**Collected data**
>>>

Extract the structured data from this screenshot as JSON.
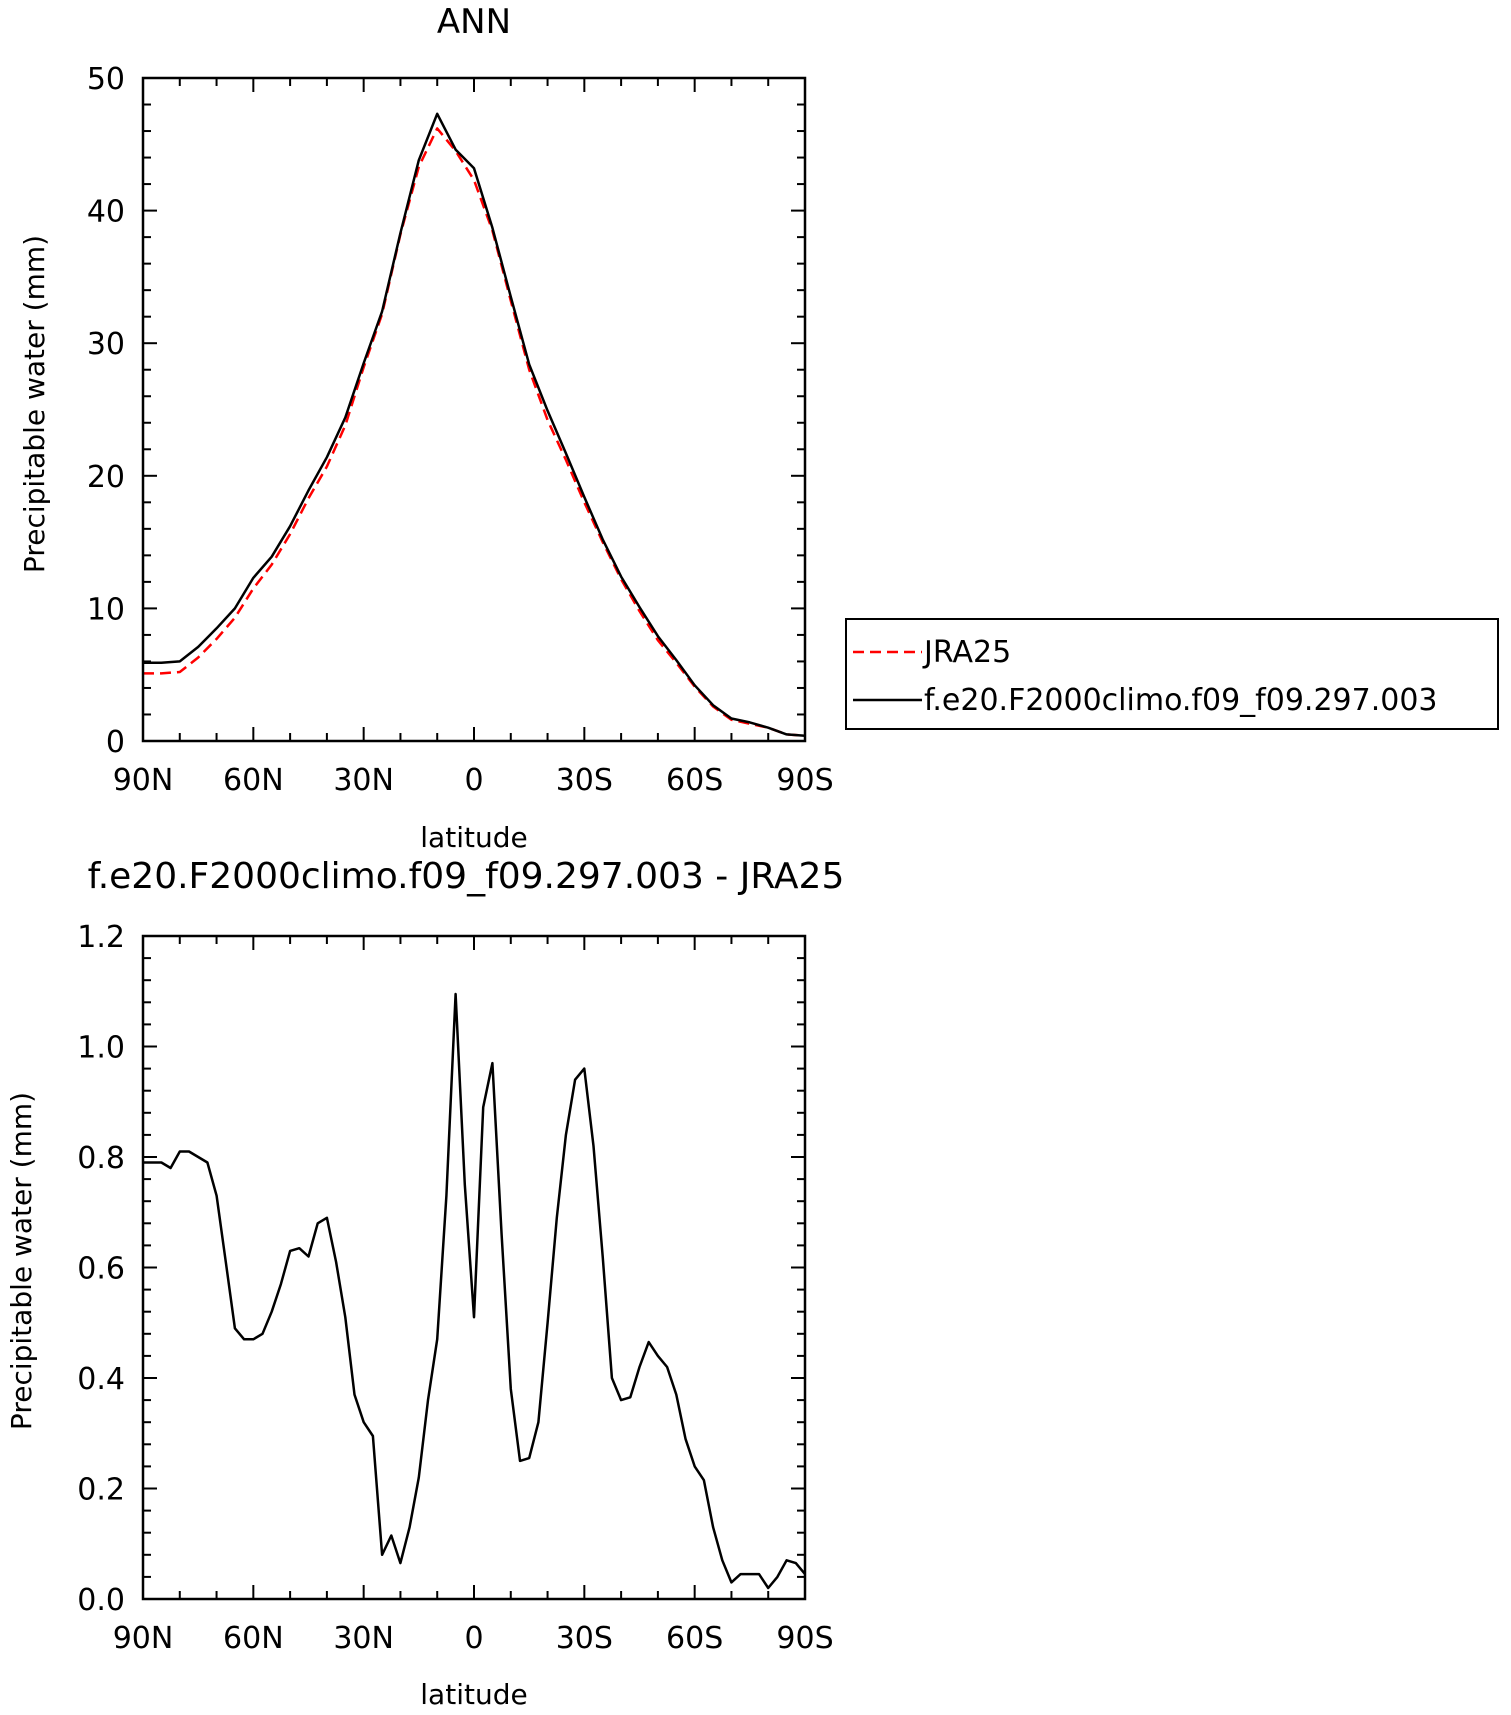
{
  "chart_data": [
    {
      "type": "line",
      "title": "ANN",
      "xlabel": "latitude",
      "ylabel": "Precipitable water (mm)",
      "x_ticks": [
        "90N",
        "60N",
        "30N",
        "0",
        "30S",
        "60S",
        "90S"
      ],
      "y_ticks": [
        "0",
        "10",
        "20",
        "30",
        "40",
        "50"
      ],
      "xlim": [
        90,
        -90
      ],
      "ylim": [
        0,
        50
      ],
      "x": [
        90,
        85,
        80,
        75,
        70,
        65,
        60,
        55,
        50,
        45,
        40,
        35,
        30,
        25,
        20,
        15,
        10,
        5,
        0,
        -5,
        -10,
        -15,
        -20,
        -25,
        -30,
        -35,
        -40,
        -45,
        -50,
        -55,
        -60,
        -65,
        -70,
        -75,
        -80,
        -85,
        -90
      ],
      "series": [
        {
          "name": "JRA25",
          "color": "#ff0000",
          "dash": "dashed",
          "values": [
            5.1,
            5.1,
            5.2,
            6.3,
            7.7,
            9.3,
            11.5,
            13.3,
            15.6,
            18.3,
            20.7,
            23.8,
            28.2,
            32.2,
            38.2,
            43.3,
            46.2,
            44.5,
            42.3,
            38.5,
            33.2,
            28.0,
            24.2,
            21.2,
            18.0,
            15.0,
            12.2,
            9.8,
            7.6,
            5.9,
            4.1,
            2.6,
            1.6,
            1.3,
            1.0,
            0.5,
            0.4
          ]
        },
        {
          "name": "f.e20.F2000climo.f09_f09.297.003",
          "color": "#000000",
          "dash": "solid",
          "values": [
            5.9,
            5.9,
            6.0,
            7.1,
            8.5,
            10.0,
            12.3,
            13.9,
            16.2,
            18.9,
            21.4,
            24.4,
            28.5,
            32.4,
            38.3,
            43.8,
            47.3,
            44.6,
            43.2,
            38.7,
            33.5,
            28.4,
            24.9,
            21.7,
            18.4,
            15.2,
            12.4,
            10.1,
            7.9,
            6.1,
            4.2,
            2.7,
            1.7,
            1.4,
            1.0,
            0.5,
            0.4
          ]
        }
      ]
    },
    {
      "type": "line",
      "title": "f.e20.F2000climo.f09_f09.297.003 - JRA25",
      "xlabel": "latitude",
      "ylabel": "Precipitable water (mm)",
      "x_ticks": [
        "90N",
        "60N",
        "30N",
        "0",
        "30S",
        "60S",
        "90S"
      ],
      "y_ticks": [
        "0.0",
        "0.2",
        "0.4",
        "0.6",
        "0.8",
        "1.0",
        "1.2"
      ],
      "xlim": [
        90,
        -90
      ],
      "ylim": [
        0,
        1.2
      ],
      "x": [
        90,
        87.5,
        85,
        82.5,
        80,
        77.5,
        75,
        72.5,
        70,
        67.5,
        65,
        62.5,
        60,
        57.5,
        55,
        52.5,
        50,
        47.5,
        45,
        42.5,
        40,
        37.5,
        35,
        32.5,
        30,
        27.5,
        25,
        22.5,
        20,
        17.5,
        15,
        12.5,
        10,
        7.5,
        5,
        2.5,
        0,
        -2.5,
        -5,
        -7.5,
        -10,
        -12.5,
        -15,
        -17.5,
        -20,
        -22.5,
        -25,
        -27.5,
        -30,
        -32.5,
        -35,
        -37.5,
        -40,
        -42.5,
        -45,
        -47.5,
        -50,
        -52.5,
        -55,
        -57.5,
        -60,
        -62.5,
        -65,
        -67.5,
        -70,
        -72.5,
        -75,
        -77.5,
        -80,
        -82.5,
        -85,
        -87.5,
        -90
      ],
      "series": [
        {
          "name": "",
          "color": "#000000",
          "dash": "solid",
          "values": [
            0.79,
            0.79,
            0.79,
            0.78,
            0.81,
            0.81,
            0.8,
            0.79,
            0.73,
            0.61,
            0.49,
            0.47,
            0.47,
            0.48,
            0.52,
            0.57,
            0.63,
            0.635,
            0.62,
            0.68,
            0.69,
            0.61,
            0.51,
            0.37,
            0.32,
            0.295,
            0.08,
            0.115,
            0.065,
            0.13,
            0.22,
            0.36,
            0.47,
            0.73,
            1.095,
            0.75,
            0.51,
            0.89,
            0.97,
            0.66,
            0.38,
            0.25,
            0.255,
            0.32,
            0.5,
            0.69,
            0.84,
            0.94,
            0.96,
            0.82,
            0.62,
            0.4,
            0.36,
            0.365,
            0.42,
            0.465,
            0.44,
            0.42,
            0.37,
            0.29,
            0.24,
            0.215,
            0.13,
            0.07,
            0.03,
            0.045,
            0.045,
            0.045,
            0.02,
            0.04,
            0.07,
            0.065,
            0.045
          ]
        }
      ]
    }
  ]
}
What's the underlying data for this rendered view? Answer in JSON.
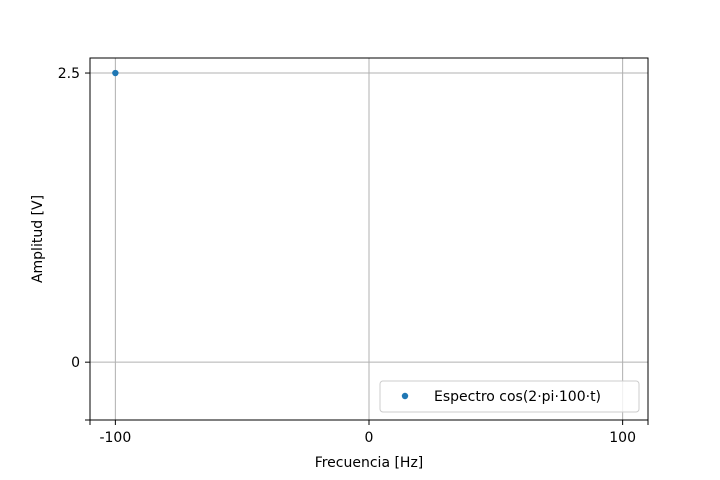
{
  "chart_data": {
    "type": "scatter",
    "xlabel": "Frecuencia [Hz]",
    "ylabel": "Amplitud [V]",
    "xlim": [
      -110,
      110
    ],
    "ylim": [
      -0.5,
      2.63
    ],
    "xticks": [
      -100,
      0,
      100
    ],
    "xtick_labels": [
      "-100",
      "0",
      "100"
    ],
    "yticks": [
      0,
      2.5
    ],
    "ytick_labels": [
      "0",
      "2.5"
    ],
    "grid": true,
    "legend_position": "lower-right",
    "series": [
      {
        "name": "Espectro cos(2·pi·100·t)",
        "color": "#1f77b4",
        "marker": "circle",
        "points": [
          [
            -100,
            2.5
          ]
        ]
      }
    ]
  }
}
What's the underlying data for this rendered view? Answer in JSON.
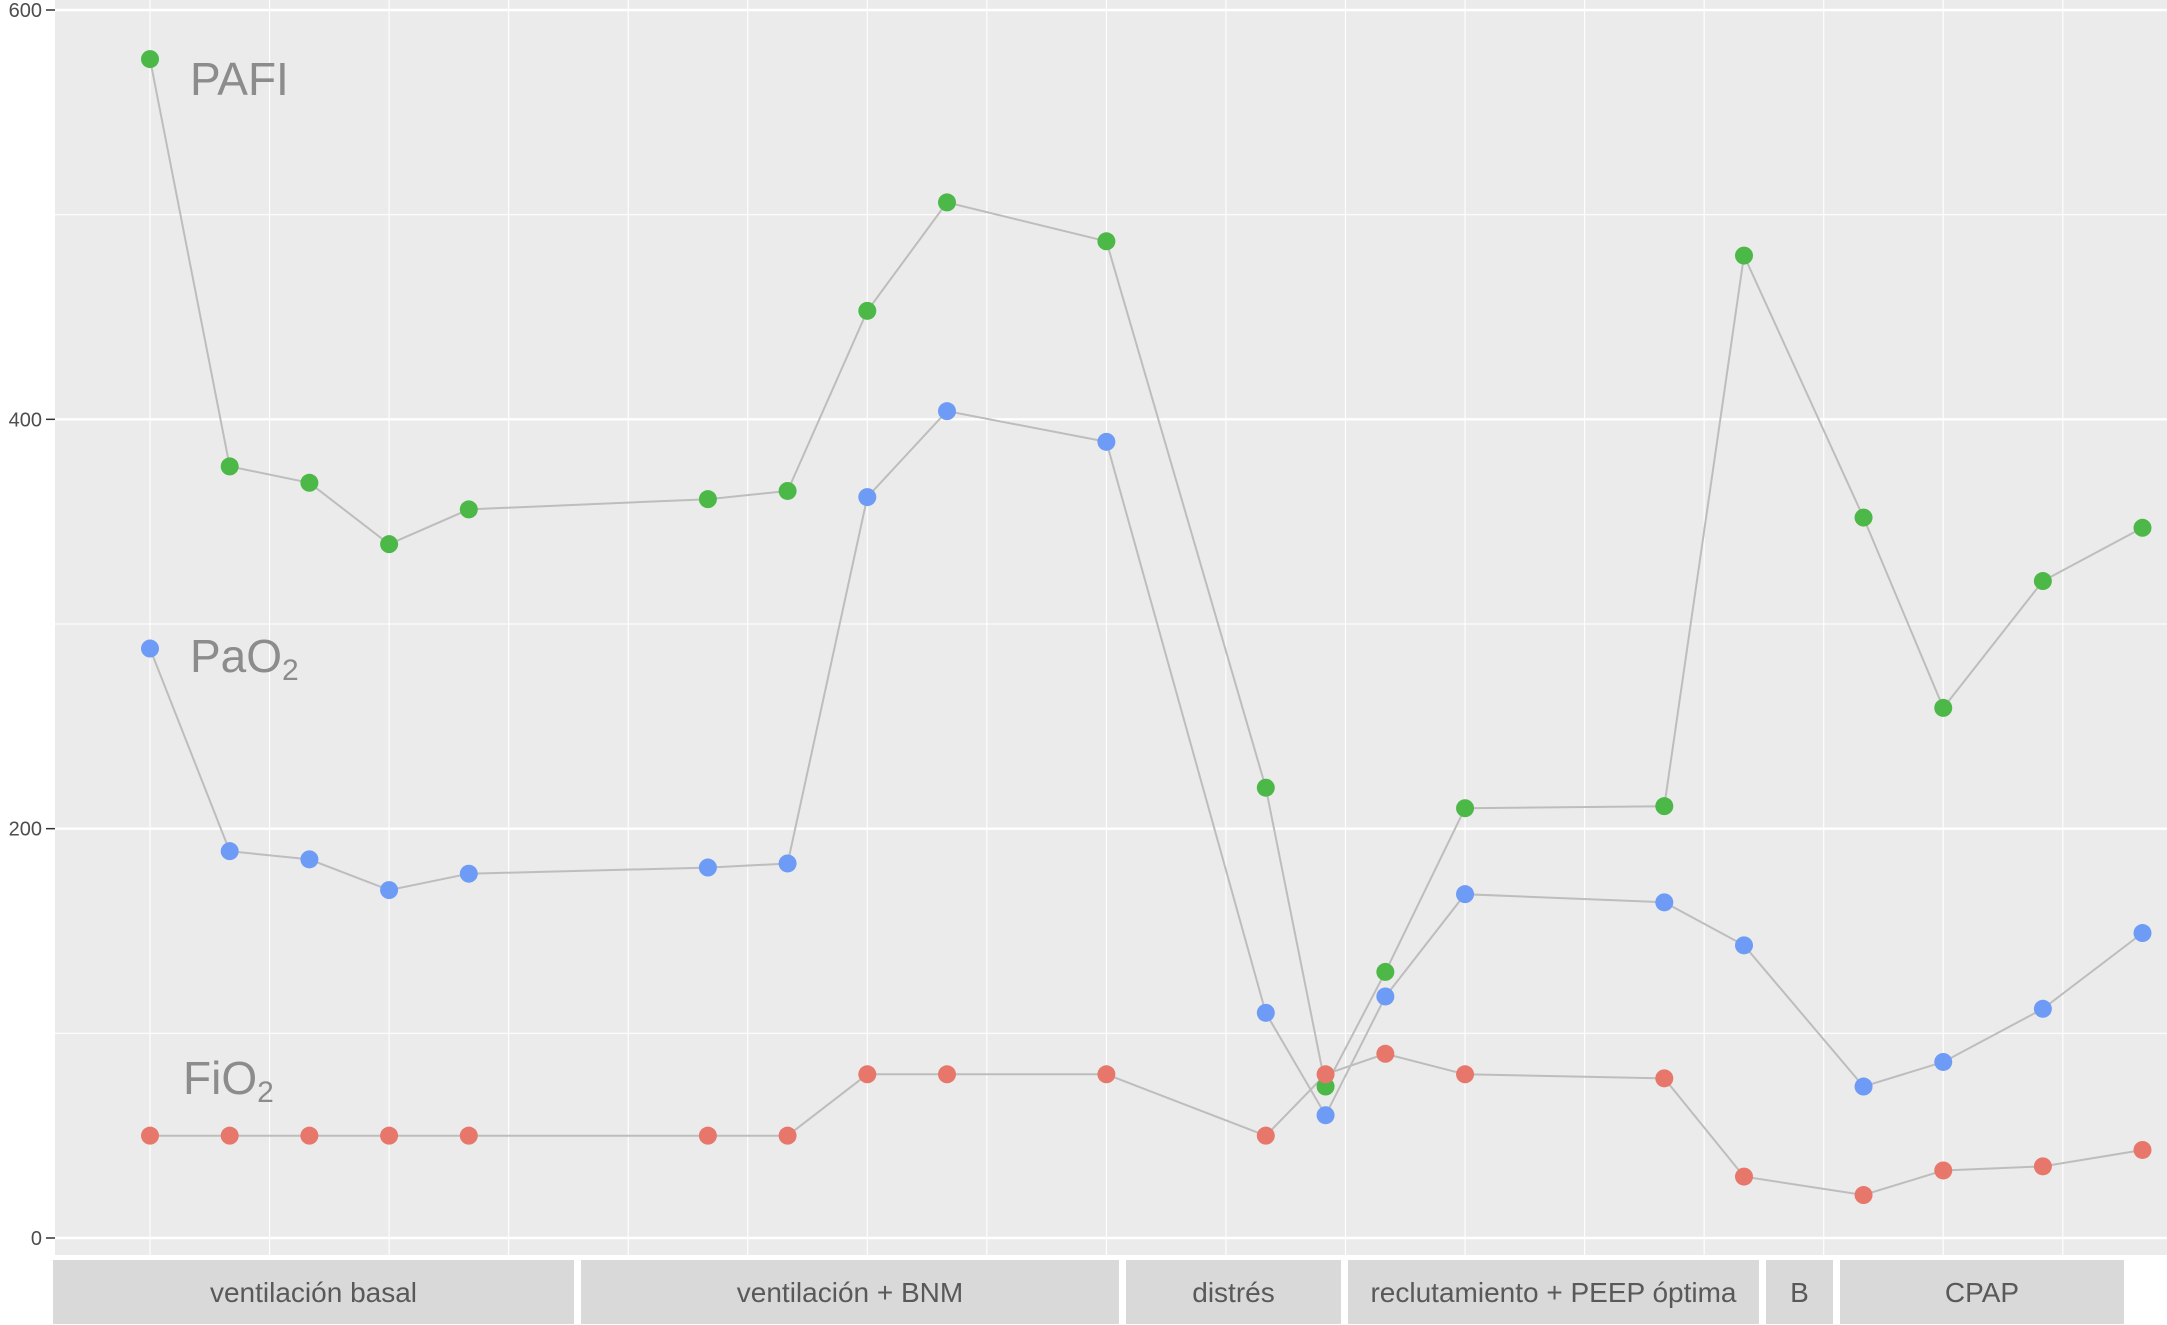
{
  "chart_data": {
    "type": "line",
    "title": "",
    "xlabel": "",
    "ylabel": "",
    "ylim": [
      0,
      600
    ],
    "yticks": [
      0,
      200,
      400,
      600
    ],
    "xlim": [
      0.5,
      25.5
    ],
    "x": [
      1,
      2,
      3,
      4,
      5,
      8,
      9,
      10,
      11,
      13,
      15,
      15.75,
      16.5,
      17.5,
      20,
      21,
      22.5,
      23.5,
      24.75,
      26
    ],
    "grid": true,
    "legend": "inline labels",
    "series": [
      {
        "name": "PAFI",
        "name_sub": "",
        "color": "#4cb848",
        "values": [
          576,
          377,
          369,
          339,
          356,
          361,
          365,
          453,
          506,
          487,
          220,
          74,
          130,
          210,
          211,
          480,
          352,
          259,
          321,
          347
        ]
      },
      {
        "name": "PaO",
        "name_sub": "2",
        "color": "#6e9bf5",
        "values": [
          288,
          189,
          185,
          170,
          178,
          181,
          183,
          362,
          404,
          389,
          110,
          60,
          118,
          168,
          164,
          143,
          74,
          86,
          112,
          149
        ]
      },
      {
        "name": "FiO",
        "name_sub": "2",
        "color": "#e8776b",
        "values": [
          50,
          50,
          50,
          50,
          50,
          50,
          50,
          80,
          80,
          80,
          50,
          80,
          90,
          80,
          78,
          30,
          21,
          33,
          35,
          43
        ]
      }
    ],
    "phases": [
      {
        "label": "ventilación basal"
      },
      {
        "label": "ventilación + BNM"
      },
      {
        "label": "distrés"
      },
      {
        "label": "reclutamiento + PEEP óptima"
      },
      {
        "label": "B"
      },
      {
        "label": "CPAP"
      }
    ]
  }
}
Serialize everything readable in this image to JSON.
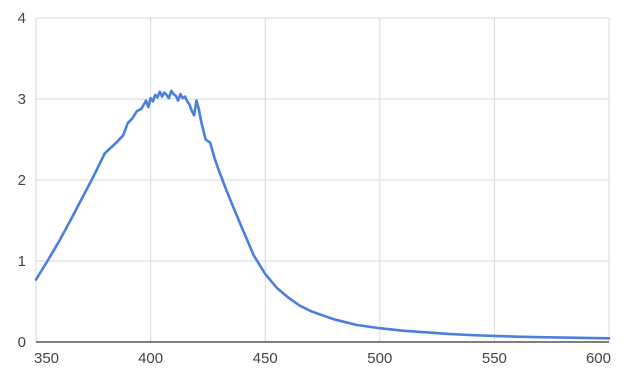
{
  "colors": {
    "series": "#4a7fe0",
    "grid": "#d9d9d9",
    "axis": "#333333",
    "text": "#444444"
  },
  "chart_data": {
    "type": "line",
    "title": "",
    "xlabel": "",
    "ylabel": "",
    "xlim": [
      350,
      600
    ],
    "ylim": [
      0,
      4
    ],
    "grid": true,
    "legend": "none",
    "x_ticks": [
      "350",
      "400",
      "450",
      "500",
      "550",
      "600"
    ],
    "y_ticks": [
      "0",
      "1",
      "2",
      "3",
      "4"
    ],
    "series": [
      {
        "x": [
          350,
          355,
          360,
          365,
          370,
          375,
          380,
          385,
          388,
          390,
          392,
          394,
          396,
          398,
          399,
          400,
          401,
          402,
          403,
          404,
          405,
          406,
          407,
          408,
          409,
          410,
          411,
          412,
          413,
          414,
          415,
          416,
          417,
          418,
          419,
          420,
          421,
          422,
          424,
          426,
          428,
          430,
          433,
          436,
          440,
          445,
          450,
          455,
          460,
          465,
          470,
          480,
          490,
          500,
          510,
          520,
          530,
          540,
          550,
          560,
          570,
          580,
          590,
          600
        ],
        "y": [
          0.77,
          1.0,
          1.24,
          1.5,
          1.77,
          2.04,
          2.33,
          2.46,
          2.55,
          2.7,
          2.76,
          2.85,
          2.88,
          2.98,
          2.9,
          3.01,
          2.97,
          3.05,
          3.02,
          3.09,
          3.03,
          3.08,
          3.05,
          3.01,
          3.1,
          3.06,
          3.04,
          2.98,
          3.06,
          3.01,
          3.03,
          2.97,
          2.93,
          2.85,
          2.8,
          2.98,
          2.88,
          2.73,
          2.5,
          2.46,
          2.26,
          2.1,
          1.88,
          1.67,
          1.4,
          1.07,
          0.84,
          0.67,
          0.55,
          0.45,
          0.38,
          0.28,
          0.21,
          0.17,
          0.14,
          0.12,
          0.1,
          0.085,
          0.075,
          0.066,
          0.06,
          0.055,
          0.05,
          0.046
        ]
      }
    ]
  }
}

<<<

**REQUIRED WORK**
Work out how many lines of the listing above include "JSON". Answer with the number and nothing more.

**WRITTEN SOLUTION**
4